### THE REQUEST
Pictures in the data below are not part of the copy; transcribe everything else exactly.

### TASK INPUTS
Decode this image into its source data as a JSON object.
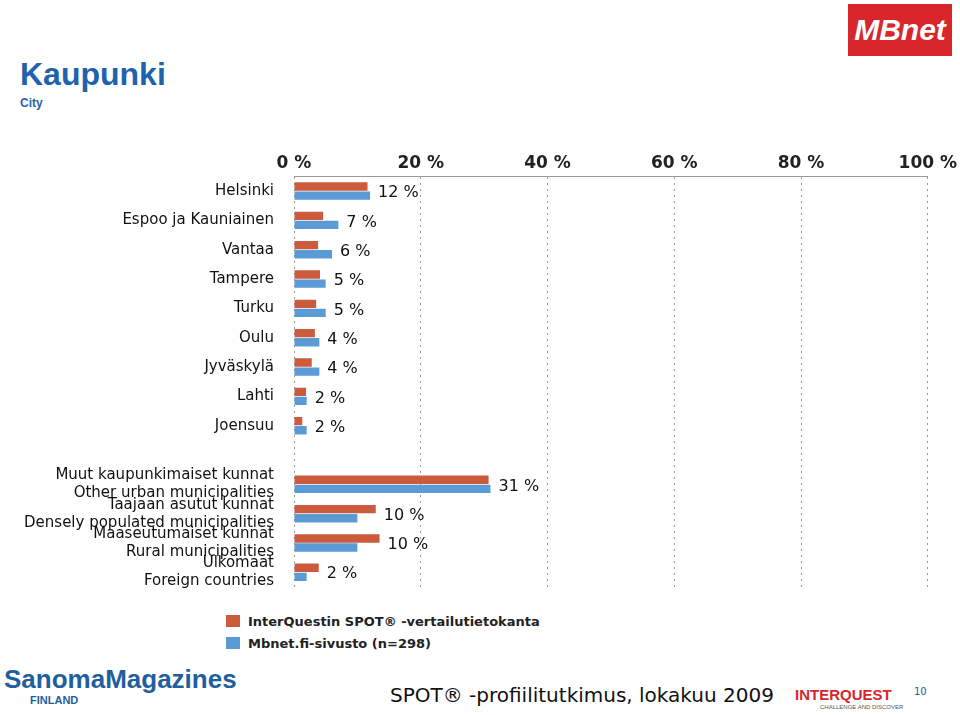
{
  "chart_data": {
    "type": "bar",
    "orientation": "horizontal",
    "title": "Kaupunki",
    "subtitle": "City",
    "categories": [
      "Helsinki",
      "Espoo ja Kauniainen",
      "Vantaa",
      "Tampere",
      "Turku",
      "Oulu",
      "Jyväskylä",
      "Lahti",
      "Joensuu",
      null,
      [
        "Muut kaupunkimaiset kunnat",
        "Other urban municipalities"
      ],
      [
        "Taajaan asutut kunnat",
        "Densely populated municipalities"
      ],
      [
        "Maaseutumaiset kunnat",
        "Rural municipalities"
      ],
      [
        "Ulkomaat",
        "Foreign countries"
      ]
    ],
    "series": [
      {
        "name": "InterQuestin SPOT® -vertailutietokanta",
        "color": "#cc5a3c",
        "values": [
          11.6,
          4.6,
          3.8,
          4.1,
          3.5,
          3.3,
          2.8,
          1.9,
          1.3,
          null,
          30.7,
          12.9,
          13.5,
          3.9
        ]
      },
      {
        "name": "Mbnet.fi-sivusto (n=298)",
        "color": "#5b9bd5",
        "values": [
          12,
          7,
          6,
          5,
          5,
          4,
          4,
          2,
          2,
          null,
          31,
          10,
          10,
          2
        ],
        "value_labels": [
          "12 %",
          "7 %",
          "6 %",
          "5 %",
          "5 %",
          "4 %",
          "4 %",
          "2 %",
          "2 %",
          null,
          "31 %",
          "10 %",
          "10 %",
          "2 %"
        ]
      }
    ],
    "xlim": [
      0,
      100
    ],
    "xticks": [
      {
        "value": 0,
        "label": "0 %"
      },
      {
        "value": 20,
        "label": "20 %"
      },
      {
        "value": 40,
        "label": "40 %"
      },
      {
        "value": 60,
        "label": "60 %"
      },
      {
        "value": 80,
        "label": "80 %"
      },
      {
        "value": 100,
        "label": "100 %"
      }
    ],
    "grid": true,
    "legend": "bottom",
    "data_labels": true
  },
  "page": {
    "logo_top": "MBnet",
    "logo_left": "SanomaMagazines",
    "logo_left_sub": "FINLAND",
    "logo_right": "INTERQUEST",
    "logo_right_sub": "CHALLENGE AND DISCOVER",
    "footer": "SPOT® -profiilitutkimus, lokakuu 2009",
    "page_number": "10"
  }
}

### FINAL RESULT
Decode this image into its source data as a JSON object.
{
  "chart_data": {
    "type": "bar",
    "orientation": "horizontal",
    "title": "Kaupunki",
    "subtitle": "City",
    "categories": [
      "Helsinki",
      "Espoo ja Kauniainen",
      "Vantaa",
      "Tampere",
      "Turku",
      "Oulu",
      "Jyväskylä",
      "Lahti",
      "Joensuu",
      null,
      [
        "Muut kaupunkimaiset kunnat",
        "Other urban municipalities"
      ],
      [
        "Taajaan asutut kunnat",
        "Densely populated municipalities"
      ],
      [
        "Maaseutumaiset kunnat",
        "Rural municipalities"
      ],
      [
        "Ulkomaat",
        "Foreign countries"
      ]
    ],
    "series": [
      {
        "name": "InterQuestin SPOT® -vertailutietokanta",
        "color": "#cc5a3c",
        "values": [
          11.6,
          4.6,
          3.8,
          4.1,
          3.5,
          3.3,
          2.8,
          1.9,
          1.3,
          null,
          30.7,
          12.9,
          13.5,
          3.9
        ]
      },
      {
        "name": "Mbnet.fi-sivusto (n=298)",
        "color": "#5b9bd5",
        "values": [
          12,
          7,
          6,
          5,
          5,
          4,
          4,
          2,
          2,
          null,
          31,
          10,
          10,
          2
        ],
        "value_labels": [
          "12 %",
          "7 %",
          "6 %",
          "5 %",
          "5 %",
          "4 %",
          "4 %",
          "2 %",
          "2 %",
          null,
          "31 %",
          "10 %",
          "10 %",
          "2 %"
        ]
      }
    ],
    "xlim": [
      0,
      100
    ],
    "xticks": [
      {
        "value": 0,
        "label": "0 %"
      },
      {
        "value": 20,
        "label": "20 %"
      },
      {
        "value": 40,
        "label": "40 %"
      },
      {
        "value": 60,
        "label": "60 %"
      },
      {
        "value": 80,
        "label": "80 %"
      },
      {
        "value": 100,
        "label": "100 %"
      }
    ],
    "grid": true,
    "legend": "bottom",
    "data_labels": true
  },
  "page": {
    "logo_top": "MBnet",
    "logo_left": "SanomaMagazines",
    "logo_left_sub": "FINLAND",
    "logo_right": "INTERQUEST",
    "logo_right_sub": "CHALLENGE AND DISCOVER",
    "footer": "SPOT® -profiilitutkimus, lokakuu 2009",
    "page_number": "10"
  }
}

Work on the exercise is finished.